EXERCISE DIRECTIONS » Copy the lines of the material word for word, starting at the line that contains "Find all labels, buttons, inputs, and" and ending after the line that contains "up-arrow-icon[interactable]: ↑ <box>279". Leave the pictures out of your answer.

GIVEN RECORDS »
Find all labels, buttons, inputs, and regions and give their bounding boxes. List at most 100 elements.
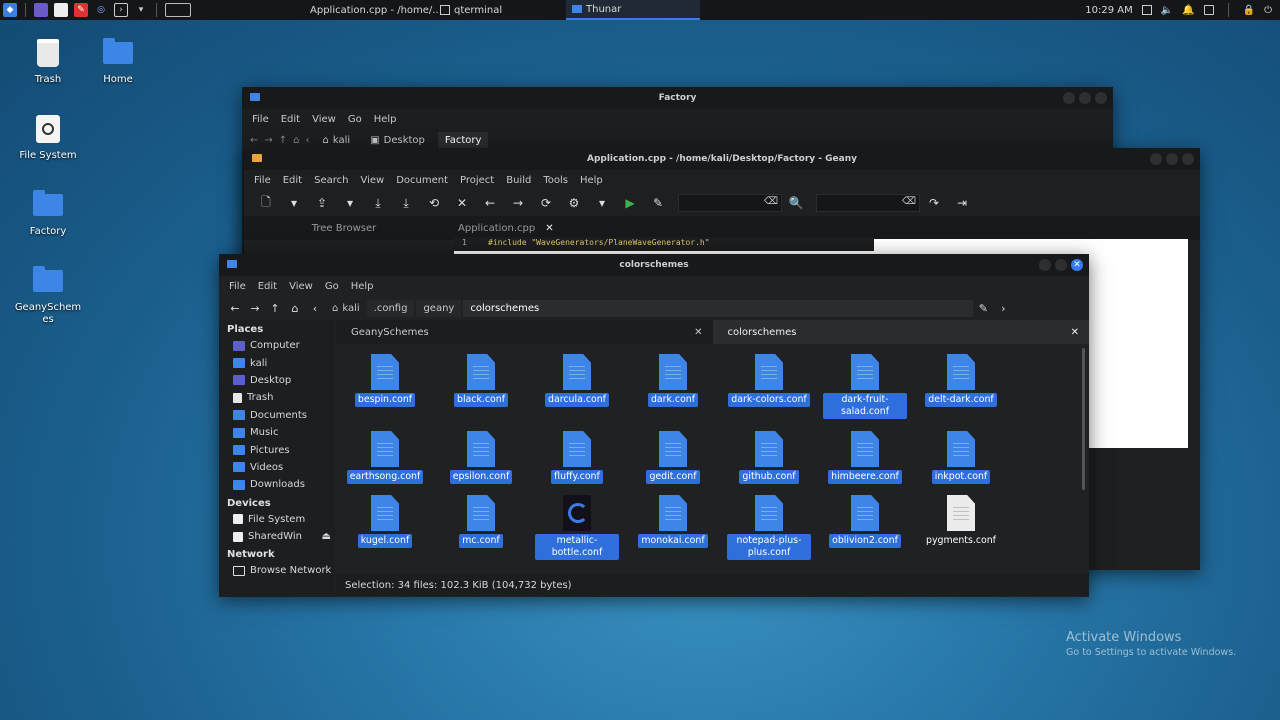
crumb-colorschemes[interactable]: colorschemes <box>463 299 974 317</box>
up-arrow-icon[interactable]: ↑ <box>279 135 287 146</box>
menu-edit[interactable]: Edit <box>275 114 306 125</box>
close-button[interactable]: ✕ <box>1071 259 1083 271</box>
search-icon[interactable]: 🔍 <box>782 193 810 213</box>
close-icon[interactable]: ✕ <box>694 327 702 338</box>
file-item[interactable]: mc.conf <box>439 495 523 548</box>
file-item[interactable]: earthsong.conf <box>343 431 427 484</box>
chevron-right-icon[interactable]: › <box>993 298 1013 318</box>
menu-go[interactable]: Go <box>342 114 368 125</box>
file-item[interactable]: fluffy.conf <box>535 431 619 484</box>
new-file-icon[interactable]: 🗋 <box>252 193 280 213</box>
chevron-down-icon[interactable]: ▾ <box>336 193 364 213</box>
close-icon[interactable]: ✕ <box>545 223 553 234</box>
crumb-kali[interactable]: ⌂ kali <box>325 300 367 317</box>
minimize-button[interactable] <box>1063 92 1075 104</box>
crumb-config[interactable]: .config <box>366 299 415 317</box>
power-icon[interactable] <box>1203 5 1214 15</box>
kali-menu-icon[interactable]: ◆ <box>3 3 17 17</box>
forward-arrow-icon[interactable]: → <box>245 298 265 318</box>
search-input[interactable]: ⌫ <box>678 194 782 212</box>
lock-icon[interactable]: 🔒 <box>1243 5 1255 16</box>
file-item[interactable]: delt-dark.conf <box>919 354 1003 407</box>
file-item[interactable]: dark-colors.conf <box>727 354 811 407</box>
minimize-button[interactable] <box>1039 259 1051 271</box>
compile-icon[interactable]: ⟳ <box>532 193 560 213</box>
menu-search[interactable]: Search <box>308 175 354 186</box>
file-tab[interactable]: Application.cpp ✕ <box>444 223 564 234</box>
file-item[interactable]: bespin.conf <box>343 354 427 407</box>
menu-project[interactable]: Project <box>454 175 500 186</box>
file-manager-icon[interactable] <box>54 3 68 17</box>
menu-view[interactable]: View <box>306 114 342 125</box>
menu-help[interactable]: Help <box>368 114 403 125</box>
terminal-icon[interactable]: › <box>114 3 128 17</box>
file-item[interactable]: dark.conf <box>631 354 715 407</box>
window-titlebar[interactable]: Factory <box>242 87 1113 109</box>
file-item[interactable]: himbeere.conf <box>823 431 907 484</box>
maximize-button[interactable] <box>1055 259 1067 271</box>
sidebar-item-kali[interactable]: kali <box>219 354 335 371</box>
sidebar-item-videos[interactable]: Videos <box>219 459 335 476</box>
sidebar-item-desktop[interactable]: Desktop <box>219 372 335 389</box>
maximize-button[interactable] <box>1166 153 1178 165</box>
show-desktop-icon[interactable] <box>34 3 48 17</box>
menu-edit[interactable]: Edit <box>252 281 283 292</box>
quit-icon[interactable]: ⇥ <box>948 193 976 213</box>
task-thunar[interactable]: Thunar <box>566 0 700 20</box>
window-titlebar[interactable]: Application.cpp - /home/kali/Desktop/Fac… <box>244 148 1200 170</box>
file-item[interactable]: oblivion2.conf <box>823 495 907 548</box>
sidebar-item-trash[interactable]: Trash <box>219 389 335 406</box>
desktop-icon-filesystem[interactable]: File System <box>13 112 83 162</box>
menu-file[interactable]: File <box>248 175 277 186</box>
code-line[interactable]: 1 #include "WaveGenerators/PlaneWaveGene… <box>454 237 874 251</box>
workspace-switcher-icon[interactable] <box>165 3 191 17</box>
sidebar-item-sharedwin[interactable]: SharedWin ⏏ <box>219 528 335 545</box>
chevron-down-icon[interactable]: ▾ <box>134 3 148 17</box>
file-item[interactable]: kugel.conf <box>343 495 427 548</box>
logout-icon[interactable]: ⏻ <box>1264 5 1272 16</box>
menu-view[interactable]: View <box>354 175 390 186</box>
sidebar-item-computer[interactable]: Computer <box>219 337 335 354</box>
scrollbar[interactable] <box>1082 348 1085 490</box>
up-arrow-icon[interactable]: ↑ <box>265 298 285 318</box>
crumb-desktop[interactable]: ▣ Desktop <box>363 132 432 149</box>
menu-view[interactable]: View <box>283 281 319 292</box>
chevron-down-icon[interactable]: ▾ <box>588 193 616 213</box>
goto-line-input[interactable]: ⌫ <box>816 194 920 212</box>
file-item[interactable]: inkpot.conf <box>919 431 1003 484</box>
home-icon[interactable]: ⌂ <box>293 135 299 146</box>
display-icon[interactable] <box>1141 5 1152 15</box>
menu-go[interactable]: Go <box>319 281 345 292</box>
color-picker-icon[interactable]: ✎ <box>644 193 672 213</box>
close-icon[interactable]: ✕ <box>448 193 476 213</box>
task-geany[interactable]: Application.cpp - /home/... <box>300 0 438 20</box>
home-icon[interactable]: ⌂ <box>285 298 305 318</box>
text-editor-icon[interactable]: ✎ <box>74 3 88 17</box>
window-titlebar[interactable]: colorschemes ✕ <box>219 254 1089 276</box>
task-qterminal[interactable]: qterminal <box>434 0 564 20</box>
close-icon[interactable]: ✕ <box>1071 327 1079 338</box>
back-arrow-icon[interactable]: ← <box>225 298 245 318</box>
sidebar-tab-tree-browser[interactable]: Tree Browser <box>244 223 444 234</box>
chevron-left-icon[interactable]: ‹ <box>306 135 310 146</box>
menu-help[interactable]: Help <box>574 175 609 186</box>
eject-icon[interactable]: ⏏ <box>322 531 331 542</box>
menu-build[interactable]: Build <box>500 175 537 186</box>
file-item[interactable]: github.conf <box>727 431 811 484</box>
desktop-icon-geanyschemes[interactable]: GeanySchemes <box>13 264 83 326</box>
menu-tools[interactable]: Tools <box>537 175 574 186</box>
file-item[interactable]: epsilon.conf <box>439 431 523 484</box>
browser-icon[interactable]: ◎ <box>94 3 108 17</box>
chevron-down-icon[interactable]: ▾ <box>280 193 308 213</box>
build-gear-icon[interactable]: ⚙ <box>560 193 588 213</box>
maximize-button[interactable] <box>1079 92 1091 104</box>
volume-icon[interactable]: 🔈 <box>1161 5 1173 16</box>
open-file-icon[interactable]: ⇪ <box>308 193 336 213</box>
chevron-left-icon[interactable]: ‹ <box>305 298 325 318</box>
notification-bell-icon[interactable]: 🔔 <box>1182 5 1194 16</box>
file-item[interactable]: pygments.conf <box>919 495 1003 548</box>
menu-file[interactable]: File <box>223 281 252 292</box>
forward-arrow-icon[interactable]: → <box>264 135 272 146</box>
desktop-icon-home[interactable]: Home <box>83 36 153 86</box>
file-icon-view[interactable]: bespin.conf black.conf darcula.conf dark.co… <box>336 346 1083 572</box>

---

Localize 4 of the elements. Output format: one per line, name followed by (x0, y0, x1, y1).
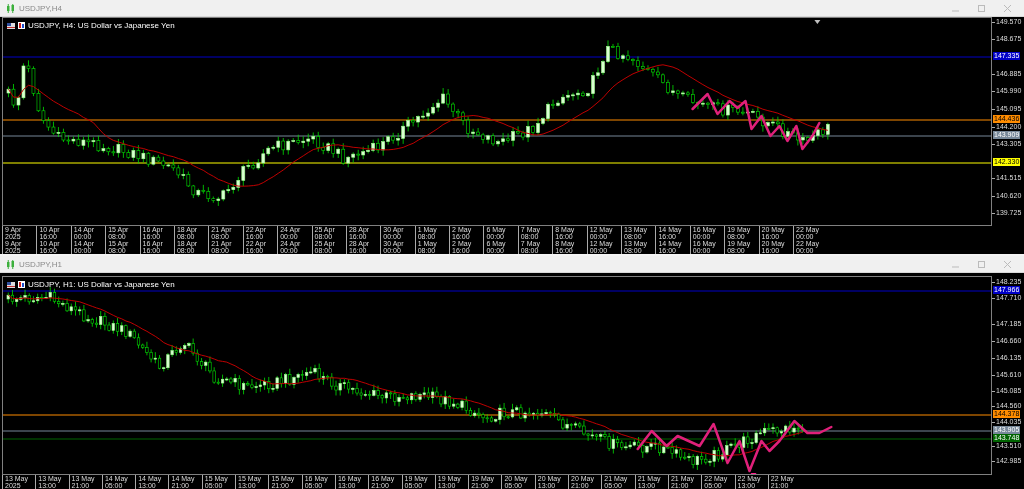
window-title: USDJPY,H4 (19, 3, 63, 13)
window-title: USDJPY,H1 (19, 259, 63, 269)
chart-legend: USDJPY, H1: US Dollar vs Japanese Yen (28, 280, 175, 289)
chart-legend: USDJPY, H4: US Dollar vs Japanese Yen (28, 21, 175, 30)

* * *

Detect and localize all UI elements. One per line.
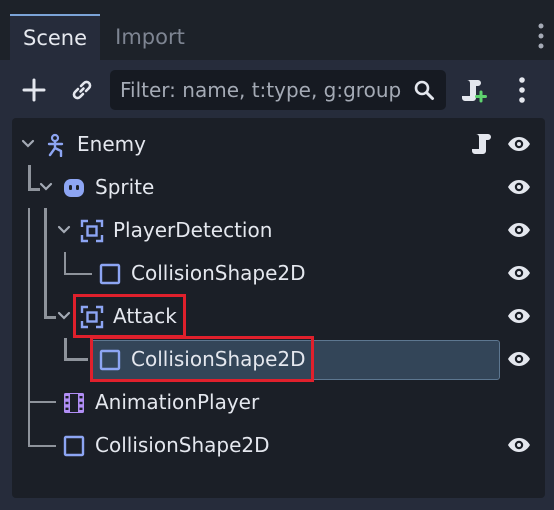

ANSWER IN FULL »
Find all labels, buttons, inputs, and regions and give their bounding boxes. List at most 100 elements.
crumb-colorschemes[interactable]: colorschemes <box>463 299 974 317</box>
up-arrow-icon[interactable]: ↑ <box>279 135 287 146</box>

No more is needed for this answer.